Dataset listings of figures

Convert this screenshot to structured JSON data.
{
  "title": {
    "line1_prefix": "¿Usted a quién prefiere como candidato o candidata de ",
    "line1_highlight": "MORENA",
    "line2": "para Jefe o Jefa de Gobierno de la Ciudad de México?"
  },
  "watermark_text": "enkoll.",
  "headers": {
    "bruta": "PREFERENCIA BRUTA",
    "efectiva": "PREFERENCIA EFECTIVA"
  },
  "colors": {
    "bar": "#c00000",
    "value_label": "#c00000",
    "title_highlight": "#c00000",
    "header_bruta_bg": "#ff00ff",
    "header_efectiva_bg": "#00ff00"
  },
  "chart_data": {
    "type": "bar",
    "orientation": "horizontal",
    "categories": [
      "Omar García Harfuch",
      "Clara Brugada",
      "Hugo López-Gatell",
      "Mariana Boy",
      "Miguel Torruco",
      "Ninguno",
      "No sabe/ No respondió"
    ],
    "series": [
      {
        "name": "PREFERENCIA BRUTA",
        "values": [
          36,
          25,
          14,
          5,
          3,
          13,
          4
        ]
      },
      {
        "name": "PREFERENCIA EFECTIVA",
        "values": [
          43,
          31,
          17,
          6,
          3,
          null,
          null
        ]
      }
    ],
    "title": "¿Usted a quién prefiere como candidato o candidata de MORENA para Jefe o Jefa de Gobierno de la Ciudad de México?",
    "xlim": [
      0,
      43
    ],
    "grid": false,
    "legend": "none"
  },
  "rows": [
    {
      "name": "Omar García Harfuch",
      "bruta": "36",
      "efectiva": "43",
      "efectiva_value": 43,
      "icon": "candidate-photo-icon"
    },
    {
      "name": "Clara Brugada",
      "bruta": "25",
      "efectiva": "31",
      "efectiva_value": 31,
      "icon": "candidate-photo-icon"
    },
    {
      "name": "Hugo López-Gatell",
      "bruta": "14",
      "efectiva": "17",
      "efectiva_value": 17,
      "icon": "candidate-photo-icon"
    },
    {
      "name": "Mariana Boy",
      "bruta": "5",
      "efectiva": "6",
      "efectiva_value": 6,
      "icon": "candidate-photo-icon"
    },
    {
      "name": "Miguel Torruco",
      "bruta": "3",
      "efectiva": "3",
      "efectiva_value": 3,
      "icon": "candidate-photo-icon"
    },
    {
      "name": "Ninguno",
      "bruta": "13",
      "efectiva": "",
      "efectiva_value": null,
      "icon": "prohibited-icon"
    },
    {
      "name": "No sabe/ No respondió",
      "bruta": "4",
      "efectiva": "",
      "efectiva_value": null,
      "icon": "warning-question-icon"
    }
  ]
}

(STATED PROBLEM)
Each line of the material should be echoed exactly.

(TASK RESPONSE)
Convert this screenshot to structured JSON data.
{
  "title": {
    "line1_prefix": "¿Usted a quién prefiere como candidato o candidata de ",
    "line1_highlight": "MORENA",
    "line2": "para Jefe o Jefa de Gobierno de la Ciudad de México?"
  },
  "watermark_text": "enkoll.",
  "headers": {
    "bruta": "PREFERENCIA BRUTA",
    "efectiva": "PREFERENCIA EFECTIVA"
  },
  "colors": {
    "bar": "#c00000",
    "value_label": "#c00000",
    "title_highlight": "#c00000",
    "header_bruta_bg": "#ff00ff",
    "header_efectiva_bg": "#00ff00"
  },
  "chart_data": {
    "type": "bar",
    "orientation": "horizontal",
    "categories": [
      "Omar García Harfuch",
      "Clara Brugada",
      "Hugo López-Gatell",
      "Mariana Boy",
      "Miguel Torruco",
      "Ninguno",
      "No sabe/ No respondió"
    ],
    "series": [
      {
        "name": "PREFERENCIA BRUTA",
        "values": [
          36,
          25,
          14,
          5,
          3,
          13,
          4
        ]
      },
      {
        "name": "PREFERENCIA EFECTIVA",
        "values": [
          43,
          31,
          17,
          6,
          3,
          null,
          null
        ]
      }
    ],
    "title": "¿Usted a quién prefiere como candidato o candidata de MORENA para Jefe o Jefa de Gobierno de la Ciudad de México?",
    "xlim": [
      0,
      43
    ],
    "grid": false,
    "legend": "none"
  },
  "rows": [
    {
      "name": "Omar García Harfuch",
      "bruta": "36",
      "efectiva": "43",
      "efectiva_value": 43,
      "icon": "candidate-photo-icon"
    },
    {
      "name": "Clara Brugada",
      "bruta": "25",
      "efectiva": "31",
      "efectiva_value": 31,
      "icon": "candidate-photo-icon"
    },
    {
      "name": "Hugo López-Gatell",
      "bruta": "14",
      "efectiva": "17",
      "efectiva_value": 17,
      "icon": "candidate-photo-icon"
    },
    {
      "name": "Mariana Boy",
      "bruta": "5",
      "efectiva": "6",
      "efectiva_value": 6,
      "icon": "candidate-photo-icon"
    },
    {
      "name": "Miguel Torruco",
      "bruta": "3",
      "efectiva": "3",
      "efectiva_value": 3,
      "icon": "candidate-photo-icon"
    },
    {
      "name": "Ninguno",
      "bruta": "13",
      "efectiva": "",
      "efectiva_value": null,
      "icon": "prohibited-icon"
    },
    {
      "name": "No sabe/ No respondió",
      "bruta": "4",
      "efectiva": "",
      "efectiva_value": null,
      "icon": "warning-question-icon"
    }
  ]
}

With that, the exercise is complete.